## Saved data entries
____
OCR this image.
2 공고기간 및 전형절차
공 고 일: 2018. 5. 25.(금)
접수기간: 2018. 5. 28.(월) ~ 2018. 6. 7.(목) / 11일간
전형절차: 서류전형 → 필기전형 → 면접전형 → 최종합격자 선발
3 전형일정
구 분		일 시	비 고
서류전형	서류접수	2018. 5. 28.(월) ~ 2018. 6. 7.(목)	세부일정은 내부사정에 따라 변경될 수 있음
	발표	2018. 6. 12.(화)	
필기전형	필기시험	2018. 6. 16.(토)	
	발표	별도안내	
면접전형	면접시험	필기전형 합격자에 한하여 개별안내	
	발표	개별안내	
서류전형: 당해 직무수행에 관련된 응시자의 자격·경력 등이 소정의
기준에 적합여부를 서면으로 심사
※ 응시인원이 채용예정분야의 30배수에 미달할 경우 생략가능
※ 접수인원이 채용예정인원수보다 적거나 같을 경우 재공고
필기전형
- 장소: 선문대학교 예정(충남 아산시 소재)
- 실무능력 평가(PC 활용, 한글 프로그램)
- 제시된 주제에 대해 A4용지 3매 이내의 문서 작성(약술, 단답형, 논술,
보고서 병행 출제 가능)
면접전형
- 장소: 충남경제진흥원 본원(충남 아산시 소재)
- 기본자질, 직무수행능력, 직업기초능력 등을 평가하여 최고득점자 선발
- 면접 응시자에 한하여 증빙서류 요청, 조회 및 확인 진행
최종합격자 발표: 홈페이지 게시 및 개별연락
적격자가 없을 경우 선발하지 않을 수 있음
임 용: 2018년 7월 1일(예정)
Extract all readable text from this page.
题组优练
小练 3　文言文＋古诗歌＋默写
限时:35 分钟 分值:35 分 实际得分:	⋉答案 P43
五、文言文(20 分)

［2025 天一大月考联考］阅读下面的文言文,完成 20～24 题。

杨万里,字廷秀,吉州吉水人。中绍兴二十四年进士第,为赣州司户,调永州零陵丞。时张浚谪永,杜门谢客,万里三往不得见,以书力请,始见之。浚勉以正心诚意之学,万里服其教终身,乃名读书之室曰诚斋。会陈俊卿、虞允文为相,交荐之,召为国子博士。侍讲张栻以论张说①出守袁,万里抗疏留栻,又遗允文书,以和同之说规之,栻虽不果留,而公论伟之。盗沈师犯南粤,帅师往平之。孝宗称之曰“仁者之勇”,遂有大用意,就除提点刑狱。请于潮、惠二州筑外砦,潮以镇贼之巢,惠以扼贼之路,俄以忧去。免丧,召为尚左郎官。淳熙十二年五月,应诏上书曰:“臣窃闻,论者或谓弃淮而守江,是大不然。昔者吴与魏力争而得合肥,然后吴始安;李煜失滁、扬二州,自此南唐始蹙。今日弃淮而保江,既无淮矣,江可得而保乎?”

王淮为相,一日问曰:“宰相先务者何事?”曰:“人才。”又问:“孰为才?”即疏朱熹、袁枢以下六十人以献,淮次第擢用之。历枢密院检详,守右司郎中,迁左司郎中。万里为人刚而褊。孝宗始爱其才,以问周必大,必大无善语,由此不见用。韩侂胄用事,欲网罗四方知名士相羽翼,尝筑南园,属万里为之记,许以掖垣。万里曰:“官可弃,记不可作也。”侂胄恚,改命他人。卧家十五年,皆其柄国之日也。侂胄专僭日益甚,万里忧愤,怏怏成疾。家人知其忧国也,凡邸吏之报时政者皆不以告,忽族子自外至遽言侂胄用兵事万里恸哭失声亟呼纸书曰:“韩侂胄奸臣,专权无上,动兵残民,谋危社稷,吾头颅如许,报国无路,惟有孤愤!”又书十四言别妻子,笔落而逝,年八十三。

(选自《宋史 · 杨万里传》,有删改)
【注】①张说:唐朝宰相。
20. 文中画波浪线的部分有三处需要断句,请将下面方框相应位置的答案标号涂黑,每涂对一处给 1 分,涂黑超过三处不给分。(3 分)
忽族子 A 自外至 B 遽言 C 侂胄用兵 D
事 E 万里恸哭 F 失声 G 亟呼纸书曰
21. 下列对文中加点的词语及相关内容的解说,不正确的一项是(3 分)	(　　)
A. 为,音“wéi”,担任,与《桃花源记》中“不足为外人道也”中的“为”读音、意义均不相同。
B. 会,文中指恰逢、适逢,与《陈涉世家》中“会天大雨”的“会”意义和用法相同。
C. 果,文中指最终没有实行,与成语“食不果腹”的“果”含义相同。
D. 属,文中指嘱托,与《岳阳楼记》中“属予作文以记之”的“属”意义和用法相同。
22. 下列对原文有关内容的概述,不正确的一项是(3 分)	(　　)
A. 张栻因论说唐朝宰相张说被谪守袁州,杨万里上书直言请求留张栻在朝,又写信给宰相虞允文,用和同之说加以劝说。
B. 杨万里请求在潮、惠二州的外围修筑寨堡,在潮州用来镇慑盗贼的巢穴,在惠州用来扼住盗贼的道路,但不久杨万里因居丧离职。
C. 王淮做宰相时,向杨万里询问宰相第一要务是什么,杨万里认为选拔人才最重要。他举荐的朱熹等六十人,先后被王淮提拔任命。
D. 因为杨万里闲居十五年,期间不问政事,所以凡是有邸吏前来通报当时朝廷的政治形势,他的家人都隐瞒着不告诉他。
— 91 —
____
Would you write down every record again, exactly?

OCR this image.
2 공고기간 및 전형절차
공 고 일: 2018. 5. 25.(금)
접수기간: 2018. 5. 28.(월) ~ 2018. 6. 7.(목) / 11일간
전형절차: 서류전형 → 필기전형 → 면접전형 → 최종합격자 선발
3 전형일정
구 분		일 시	비 고
서류전형	서류접수	2018. 5. 28.(월) ~ 2018. 6. 7.(목)	세부일정은 내부사정에 따라 변경될 수 있음
	발표	2018. 6. 12.(화)	
필기전형	필기시험	2018. 6. 16.(토)	
	발표	별도안내	
면접전형	면접시험	필기전형 합격자에 한하여 개별안내	
	발표	개별안내	
서류전형: 당해 직무수행에 관련된 응시자의 자격·경력 등이 소정의
기준에 적합여부를 서면으로 심사
※ 응시인원이 채용예정분야의 30배수에 미달할 경우 생략가능
※ 접수인원이 채용예정인원수보다 적거나 같을 경우 재공고
필기전형
- 장소: 선문대학교 예정(충남 아산시 소재)
- 실무능력 평가(PC 활용, 한글 프로그램)
- 제시된 주제에 대해 A4용지 3매 이내의 문서 작성(약술, 단답형, 논술,
보고서 병행 출제 가능)
면접전형
- 장소: 충남경제진흥원 본원(충남 아산시 소재)
- 기본자질, 직무수행능력, 직업기초능력 등을 평가하여 최고득점자 선발
- 면접 응시자에 한하여 증빙서류 요청, 조회 및 확인 진행
최종합격자 발표: 홈페이지 게시 및 개별연락
적격자가 없을 경우 선발하지 않을 수 있음
임 용: 2018년 7월 1일(예정)
Extract all readable text from this page.
题组优练
小练 3　文言文＋古诗歌＋默写
限时:35 分钟 分值:35 分 实际得分:	⋉答案 P43
五、文言文(20 分)

［2025 天一大月考联考］阅读下面的文言文,完成 20～24 题。

杨万里,字廷秀,吉州吉水人。中绍兴二十四年进士第,为赣州司户,调永州零陵丞。时张浚谪永,杜门谢客,万里三往不得见,以书力请,始见之。浚勉以正心诚意之学,万里服其教终身,乃名读书之室曰诚斋。会陈俊卿、虞允文为相,交荐之,召为国子博士。侍讲张栻以论张说①出守袁,万里抗疏留栻,又遗允文书,以和同之说规之,栻虽不果留,而公论伟之。盗沈师犯南粤,帅师往平之。孝宗称之曰“仁者之勇”,遂有大用意,就除提点刑狱。请于潮、惠二州筑外砦,潮以镇贼之巢,惠以扼贼之路,俄以忧去。免丧,召为尚左郎官。淳熙十二年五月,应诏上书曰:“臣窃闻,论者或谓弃淮而守江,是大不然。昔者吴与魏力争而得合肥,然后吴始安;李煜失滁、扬二州,自此南唐始蹙。今日弃淮而保江,既无淮矣,江可得而保乎?”

王淮为相,一日问曰:“宰相先务者何事?”曰:“人才。”又问:“孰为才?”即疏朱熹、袁枢以下六十人以献,淮次第擢用之。历枢密院检详,守右司郎中,迁左司郎中。万里为人刚而褊。孝宗始爱其才,以问周必大,必大无善语,由此不见用。韩侂胄用事,欲网罗四方知名士相羽翼,尝筑南园,属万里为之记,许以掖垣。万里曰:“官可弃,记不可作也。”侂胄恚,改命他人。卧家十五年,皆其柄国之日也。侂胄专僭日益甚,万里忧愤,怏怏成疾。家人知其忧国也,凡邸吏之报时政者皆不以告,忽族子自外至遽言侂胄用兵事万里恸哭失声亟呼纸书曰:“韩侂胄奸臣,专权无上,动兵残民,谋危社稷,吾头颅如许,报国无路,惟有孤愤!”又书十四言别妻子,笔落而逝,年八十三。

(选自《宋史 · 杨万里传》,有删改)
【注】①张说:唐朝宰相。
20. 文中画波浪线的部分有三处需要断句,请将下面方框相应位置的答案标号涂黑,每涂对一处给 1 分,涂黑超过三处不给分。(3 分)
忽族子 A 自外至 B 遽言 C 侂胄用兵 D
事 E 万里恸哭 F 失声 G 亟呼纸书曰
21. 下列对文中加点的词语及相关内容的解说,不正确的一项是(3 分)	(　　)
A. 为,音“wéi”,担任,与《桃花源记》中“不足为外人道也”中的“为”读音、意义均不相同。
B. 会,文中指恰逢、适逢,与《陈涉世家》中“会天大雨”的“会”意义和用法相同。
C. 果,文中指最终没有实行,与成语“食不果腹”的“果”含义相同。
D. 属,文中指嘱托,与《岳阳楼记》中“属予作文以记之”的“属”意义和用法相同。
22. 下列对原文有关内容的概述,不正确的一项是(3 分)	(　　)
A. 张栻因论说唐朝宰相张说被谪守袁州,杨万里上书直言请求留张栻在朝,又写信给宰相虞允文,用和同之说加以劝说。
B. 杨万里请求在潮、惠二州的外围修筑寨堡,在潮州用来镇慑盗贼的巢穴,在惠州用来扼住盗贼的道路,但不久杨万里因居丧离职。
C. 王淮做宰相时,向杨万里询问宰相第一要务是什么,杨万里认为选拔人才最重要。他举荐的朱熹等六十人,先后被王淮提拔任命。
D. 因为杨万里闲居十五年,期间不问政事,所以凡是有邸吏前来通报当时朝廷的政治形势,他的家人都隐瞒着不告诉他。
— 91 —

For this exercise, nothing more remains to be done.